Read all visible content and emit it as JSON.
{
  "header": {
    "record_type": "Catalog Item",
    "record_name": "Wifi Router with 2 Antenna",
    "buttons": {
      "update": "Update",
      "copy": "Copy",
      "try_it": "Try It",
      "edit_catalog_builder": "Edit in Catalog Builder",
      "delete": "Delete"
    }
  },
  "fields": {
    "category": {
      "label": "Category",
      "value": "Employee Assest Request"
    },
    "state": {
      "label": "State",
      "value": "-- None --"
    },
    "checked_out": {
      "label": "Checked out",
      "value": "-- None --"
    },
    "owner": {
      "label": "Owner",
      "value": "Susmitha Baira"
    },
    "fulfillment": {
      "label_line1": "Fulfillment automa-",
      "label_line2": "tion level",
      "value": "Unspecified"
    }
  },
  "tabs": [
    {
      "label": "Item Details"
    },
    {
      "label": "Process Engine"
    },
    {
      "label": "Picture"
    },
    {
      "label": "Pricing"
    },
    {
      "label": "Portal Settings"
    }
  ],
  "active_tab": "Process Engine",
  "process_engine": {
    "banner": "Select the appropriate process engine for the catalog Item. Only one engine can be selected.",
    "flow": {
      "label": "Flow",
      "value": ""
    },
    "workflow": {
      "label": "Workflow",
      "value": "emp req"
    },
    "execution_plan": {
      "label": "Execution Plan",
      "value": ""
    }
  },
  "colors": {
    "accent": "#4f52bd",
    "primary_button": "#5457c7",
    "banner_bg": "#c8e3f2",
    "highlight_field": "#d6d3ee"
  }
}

++++++++++

◆ To do ◆
Copy all the records above precisely.

◆ Worked answer ◆
Read all visible content and emit it as JSON.
{
  "header": {
    "record_type": "Catalog Item",
    "record_name": "Wifi Router with 2 Antenna",
    "buttons": {
      "update": "Update",
      "copy": "Copy",
      "try_it": "Try It",
      "edit_catalog_builder": "Edit in Catalog Builder",
      "delete": "Delete"
    }
  },
  "fields": {
    "category": {
      "label": "Category",
      "value": "Employee Assest Request"
    },
    "state": {
      "label": "State",
      "value": "-- None --"
    },
    "checked_out": {
      "label": "Checked out",
      "value": "-- None --"
    },
    "owner": {
      "label": "Owner",
      "value": "Susmitha Baira"
    },
    "fulfillment": {
      "label_line1": "Fulfillment automa-",
      "label_line2": "tion level",
      "value": "Unspecified"
    }
  },
  "tabs": [
    {
      "label": "Item Details"
    },
    {
      "label": "Process Engine"
    },
    {
      "label": "Picture"
    },
    {
      "label": "Pricing"
    },
    {
      "label": "Portal Settings"
    }
  ],
  "active_tab": "Process Engine",
  "process_engine": {
    "banner": "Select the appropriate process engine for the catalog Item. Only one engine can be selected.",
    "flow": {
      "label": "Flow",
      "value": ""
    },
    "workflow": {
      "label": "Workflow",
      "value": "emp req"
    },
    "execution_plan": {
      "label": "Execution Plan",
      "value": ""
    }
  },
  "colors": {
    "accent": "#4f52bd",
    "primary_button": "#5457c7",
    "banner_bg": "#c8e3f2",
    "highlight_field": "#d6d3ee"
  }
}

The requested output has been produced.